= Entries shown =

------------------------------------------------

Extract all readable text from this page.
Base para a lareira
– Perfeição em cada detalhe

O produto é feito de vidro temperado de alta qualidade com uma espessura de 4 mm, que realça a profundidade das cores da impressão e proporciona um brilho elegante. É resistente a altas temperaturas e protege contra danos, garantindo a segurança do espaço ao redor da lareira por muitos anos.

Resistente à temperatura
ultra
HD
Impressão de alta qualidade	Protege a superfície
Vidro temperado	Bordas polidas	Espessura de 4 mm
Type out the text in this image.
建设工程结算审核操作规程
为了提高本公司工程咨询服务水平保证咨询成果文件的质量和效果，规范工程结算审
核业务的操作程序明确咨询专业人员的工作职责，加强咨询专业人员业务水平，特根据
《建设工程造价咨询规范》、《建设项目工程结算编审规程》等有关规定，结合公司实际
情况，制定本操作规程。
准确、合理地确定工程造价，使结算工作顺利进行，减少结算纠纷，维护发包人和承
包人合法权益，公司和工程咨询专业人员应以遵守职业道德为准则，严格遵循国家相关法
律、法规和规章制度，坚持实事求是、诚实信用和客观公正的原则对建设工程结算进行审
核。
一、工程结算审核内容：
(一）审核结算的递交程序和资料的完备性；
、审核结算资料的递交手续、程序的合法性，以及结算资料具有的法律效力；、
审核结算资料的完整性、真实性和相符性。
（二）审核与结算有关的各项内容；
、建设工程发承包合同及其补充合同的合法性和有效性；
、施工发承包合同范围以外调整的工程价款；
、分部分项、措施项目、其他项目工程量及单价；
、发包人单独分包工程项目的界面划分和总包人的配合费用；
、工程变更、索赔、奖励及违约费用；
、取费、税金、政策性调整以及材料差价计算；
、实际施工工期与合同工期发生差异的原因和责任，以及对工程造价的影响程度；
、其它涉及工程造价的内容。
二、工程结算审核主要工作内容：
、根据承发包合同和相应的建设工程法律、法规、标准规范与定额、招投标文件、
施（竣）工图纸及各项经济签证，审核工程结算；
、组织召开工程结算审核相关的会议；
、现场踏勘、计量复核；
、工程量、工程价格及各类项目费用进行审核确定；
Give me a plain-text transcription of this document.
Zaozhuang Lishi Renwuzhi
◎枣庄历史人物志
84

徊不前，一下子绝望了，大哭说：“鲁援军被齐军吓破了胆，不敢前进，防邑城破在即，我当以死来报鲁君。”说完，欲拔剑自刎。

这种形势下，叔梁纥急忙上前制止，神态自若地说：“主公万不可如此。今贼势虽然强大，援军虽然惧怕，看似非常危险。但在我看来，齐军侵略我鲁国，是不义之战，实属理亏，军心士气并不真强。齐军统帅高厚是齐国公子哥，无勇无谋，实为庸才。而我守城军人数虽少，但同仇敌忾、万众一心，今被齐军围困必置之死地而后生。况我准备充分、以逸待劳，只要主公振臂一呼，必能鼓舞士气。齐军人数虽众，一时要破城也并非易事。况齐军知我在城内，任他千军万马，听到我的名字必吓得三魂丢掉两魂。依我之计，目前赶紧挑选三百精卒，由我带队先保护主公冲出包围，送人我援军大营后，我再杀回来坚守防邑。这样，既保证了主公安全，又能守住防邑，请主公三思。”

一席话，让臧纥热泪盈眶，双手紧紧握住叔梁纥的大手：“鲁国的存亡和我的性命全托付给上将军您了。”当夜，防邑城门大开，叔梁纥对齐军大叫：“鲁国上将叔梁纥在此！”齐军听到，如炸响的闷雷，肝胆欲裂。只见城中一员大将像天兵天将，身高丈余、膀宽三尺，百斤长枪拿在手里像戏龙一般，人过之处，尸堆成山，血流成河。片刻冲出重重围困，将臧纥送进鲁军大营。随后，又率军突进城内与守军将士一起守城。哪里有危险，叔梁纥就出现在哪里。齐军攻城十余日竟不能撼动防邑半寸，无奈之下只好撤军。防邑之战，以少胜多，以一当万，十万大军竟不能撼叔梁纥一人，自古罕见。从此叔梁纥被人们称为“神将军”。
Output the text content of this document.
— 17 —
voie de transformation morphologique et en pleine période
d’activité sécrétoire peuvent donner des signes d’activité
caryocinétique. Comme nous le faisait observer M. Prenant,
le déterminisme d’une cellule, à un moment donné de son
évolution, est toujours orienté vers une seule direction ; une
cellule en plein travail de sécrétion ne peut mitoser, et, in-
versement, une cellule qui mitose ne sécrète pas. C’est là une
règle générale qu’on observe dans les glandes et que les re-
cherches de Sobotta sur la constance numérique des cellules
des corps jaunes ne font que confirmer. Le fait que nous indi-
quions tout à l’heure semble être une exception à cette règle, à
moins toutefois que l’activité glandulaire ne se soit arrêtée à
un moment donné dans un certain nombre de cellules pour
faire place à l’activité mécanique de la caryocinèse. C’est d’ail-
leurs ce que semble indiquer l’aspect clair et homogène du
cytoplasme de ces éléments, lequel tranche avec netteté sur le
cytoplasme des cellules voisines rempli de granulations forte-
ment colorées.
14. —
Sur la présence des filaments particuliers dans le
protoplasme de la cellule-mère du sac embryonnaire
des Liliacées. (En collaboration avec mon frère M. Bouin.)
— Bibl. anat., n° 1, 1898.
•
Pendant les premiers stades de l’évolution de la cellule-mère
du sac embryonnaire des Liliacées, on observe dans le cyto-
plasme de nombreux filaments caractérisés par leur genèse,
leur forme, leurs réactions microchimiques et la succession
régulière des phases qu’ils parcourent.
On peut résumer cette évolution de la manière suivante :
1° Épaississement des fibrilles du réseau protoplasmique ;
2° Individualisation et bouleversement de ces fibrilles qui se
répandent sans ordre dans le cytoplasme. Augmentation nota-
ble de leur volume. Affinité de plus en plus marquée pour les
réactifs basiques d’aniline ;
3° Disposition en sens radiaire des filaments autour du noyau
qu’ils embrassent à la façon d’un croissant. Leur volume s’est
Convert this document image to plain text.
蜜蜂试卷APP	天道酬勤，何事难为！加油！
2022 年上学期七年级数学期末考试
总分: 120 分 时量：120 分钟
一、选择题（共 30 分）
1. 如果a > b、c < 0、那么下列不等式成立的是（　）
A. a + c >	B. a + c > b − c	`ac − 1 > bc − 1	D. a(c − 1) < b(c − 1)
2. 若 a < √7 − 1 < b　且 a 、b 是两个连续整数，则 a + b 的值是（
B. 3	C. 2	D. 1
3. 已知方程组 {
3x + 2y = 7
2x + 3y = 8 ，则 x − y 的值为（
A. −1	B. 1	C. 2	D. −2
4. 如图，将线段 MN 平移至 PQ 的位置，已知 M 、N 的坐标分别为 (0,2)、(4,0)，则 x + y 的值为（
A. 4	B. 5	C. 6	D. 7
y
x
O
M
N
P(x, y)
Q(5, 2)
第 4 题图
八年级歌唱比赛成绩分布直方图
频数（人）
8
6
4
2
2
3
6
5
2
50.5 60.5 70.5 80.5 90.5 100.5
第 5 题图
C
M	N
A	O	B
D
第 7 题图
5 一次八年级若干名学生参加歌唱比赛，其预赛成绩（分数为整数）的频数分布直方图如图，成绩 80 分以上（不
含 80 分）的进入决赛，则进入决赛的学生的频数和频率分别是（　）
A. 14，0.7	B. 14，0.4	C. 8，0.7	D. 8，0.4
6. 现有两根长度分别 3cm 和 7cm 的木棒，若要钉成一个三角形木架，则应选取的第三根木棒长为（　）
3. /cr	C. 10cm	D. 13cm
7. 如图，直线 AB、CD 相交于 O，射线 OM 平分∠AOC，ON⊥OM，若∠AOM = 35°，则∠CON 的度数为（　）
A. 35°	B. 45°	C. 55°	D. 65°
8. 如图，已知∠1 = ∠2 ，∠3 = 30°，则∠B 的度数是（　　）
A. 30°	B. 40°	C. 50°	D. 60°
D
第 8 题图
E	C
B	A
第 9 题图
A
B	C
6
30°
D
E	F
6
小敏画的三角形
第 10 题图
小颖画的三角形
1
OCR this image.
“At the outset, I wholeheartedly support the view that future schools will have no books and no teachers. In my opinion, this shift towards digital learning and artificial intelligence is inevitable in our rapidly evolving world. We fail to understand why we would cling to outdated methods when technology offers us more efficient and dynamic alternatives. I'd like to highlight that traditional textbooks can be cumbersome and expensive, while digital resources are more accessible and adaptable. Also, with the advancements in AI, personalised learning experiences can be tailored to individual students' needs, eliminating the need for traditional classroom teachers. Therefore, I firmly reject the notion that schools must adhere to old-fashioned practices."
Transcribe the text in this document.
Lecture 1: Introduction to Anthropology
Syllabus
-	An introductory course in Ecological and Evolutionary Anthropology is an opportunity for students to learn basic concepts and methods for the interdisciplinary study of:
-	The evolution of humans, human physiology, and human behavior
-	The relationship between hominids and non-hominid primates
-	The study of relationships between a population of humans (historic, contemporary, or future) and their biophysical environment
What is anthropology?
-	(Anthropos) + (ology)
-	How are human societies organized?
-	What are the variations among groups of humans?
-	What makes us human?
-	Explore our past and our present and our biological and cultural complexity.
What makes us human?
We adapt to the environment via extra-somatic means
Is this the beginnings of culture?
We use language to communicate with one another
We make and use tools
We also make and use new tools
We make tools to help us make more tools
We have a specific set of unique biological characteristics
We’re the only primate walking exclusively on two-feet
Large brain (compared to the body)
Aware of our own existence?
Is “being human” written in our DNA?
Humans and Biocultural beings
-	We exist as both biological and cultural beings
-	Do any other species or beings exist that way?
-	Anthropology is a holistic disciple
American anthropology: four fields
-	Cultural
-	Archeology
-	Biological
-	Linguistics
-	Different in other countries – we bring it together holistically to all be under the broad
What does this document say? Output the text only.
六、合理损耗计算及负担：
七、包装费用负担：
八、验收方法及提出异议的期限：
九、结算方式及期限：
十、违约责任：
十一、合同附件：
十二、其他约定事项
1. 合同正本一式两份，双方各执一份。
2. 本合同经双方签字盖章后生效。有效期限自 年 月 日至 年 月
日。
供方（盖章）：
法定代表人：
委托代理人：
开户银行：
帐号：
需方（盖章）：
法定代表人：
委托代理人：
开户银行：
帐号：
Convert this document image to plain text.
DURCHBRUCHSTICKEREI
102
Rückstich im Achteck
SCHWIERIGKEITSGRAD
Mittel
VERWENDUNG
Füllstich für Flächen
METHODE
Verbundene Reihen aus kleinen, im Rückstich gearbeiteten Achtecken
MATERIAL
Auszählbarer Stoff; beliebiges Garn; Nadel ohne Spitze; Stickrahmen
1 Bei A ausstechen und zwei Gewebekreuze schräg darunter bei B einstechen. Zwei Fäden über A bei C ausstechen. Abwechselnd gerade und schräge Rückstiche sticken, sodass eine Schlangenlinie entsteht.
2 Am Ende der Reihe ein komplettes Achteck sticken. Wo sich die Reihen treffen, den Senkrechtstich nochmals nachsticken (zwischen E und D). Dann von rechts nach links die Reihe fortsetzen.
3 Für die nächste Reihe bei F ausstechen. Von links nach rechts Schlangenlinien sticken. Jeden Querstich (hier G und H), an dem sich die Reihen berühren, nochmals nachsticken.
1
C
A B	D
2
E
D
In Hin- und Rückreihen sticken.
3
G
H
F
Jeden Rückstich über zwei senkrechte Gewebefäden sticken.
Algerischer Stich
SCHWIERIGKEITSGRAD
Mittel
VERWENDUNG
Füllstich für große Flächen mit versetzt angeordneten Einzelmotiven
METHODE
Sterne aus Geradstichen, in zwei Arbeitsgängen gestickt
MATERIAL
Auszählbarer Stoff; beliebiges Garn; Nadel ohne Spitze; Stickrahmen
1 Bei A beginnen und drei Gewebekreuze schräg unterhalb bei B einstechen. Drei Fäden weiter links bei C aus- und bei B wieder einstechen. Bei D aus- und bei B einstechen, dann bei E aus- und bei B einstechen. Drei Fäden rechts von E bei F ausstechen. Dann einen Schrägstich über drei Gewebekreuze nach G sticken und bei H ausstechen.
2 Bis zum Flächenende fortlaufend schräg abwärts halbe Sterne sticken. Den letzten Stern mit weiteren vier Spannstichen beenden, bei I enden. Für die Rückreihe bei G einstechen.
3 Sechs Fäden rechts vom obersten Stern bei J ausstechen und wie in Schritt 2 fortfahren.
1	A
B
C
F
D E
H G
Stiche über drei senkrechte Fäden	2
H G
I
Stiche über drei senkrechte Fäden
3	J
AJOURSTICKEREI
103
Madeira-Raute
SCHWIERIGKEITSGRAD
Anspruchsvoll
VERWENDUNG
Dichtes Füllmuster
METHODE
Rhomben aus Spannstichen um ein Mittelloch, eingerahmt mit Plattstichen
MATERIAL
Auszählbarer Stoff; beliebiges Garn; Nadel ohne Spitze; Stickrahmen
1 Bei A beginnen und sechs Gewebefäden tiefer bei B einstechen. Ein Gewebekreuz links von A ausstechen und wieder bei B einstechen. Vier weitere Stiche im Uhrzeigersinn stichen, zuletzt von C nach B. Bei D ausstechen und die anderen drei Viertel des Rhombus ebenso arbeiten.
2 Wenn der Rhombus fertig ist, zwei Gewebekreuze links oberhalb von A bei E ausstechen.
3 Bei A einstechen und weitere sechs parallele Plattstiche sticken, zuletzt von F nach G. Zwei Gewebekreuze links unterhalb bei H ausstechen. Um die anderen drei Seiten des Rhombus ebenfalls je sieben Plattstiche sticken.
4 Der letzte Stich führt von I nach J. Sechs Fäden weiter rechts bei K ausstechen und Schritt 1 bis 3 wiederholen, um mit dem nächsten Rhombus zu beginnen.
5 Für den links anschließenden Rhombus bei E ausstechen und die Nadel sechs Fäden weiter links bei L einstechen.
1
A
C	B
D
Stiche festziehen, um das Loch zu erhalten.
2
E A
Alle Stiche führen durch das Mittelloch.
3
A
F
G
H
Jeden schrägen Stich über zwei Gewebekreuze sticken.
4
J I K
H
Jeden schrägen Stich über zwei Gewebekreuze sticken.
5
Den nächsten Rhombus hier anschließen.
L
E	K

------------------------------------------------

= To do =
Pull out each line holding the string "fibrilles".

= Response for this exercise =
1° Épaississement des fibrilles du réseau protoplasmique ;
2° Individualisation et bouleversement de ces fibrilles qui se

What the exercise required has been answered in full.